▶ _Task objective_: Provide an exact reproduction of every entry.

▶ _Available records_:
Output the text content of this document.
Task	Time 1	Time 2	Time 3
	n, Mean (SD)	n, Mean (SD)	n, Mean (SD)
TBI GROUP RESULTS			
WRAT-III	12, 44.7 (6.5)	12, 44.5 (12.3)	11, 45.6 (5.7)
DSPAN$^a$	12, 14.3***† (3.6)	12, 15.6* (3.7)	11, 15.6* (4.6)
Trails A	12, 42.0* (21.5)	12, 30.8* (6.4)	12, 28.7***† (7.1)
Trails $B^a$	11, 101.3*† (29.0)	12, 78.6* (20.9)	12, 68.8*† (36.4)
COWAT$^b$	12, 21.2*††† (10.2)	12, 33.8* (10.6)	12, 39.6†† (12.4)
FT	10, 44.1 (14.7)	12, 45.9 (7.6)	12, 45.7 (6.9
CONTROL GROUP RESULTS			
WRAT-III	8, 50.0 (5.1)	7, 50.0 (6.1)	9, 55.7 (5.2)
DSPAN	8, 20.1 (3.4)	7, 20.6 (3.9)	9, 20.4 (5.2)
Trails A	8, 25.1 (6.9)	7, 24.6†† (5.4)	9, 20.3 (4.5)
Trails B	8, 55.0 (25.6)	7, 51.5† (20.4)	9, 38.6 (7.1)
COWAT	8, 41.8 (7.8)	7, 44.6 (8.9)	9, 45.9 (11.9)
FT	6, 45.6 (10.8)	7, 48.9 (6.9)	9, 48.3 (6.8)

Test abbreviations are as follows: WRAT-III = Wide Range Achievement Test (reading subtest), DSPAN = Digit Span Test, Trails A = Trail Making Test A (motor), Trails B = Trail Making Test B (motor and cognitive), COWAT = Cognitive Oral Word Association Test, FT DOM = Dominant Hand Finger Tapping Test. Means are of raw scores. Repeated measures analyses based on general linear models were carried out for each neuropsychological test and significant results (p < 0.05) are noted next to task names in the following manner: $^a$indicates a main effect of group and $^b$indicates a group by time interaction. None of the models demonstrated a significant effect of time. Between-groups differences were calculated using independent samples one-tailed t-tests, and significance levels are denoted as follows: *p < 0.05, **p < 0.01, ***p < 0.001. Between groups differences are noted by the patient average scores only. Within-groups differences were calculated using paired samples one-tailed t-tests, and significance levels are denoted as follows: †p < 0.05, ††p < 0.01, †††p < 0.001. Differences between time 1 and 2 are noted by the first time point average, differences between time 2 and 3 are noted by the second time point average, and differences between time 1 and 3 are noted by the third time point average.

▶ _Result below_:
Output the text content of this document.
Task	Time 1	Time 2	Time 3
	n, Mean (SD)	n, Mean (SD)	n, Mean (SD)
TBI GROUP RESULTS			
WRAT-III	12, 44.7 (6.5)	12, 44.5 (12.3)	11, 45.6 (5.7)
DSPAN$^a$	12, 14.3***† (3.6)	12, 15.6* (3.7)	11, 15.6* (4.6)
Trails A	12, 42.0* (21.5)	12, 30.8* (6.4)	12, 28.7***† (7.1)
Trails $B^a$	11, 101.3*† (29.0)	12, 78.6* (20.9)	12, 68.8*† (36.4)
COWAT$^b$	12, 21.2*††† (10.2)	12, 33.8* (10.6)	12, 39.6†† (12.4)
FT	10, 44.1 (14.7)	12, 45.9 (7.6)	12, 45.7 (6.9
CONTROL GROUP RESULTS			
WRAT-III	8, 50.0 (5.1)	7, 50.0 (6.1)	9, 55.7 (5.2)
DSPAN	8, 20.1 (3.4)	7, 20.6 (3.9)	9, 20.4 (5.2)
Trails A	8, 25.1 (6.9)	7, 24.6†† (5.4)	9, 20.3 (4.5)
Trails B	8, 55.0 (25.6)	7, 51.5† (20.4)	9, 38.6 (7.1)
COWAT	8, 41.8 (7.8)	7, 44.6 (8.9)	9, 45.9 (11.9)
FT	6, 45.6 (10.8)	7, 48.9 (6.9)	9, 48.3 (6.8)

Test abbreviations are as follows: WRAT-III = Wide Range Achievement Test (reading subtest), DSPAN = Digit Span Test, Trails A = Trail Making Test A (motor), Trails B = Trail Making Test B (motor and cognitive), COWAT = Cognitive Oral Word Association Test, FT DOM = Dominant Hand Finger Tapping Test. Means are of raw scores. Repeated measures analyses based on general linear models were carried out for each neuropsychological test and significant results (p < 0.05) are noted next to task names in the following manner: $^a$indicates a main effect of group and $^b$indicates a group by time interaction. None of the models demonstrated a significant effect of time. Between-groups differences were calculated using independent samples one-tailed t-tests, and significance levels are denoted as follows: *p < 0.05, **p < 0.01, ***p < 0.001. Between groups differences are noted by the patient average scores only. Within-groups differences were calculated using paired samples one-tailed t-tests, and significance levels are denoted as follows: †p < 0.05, ††p < 0.01, †††p < 0.001. Differences between time 1 and 2 are noted by the first time point average, differences between time 2 and 3 are noted by the second time point average, and differences between time 1 and 3 are noted by the third time point average.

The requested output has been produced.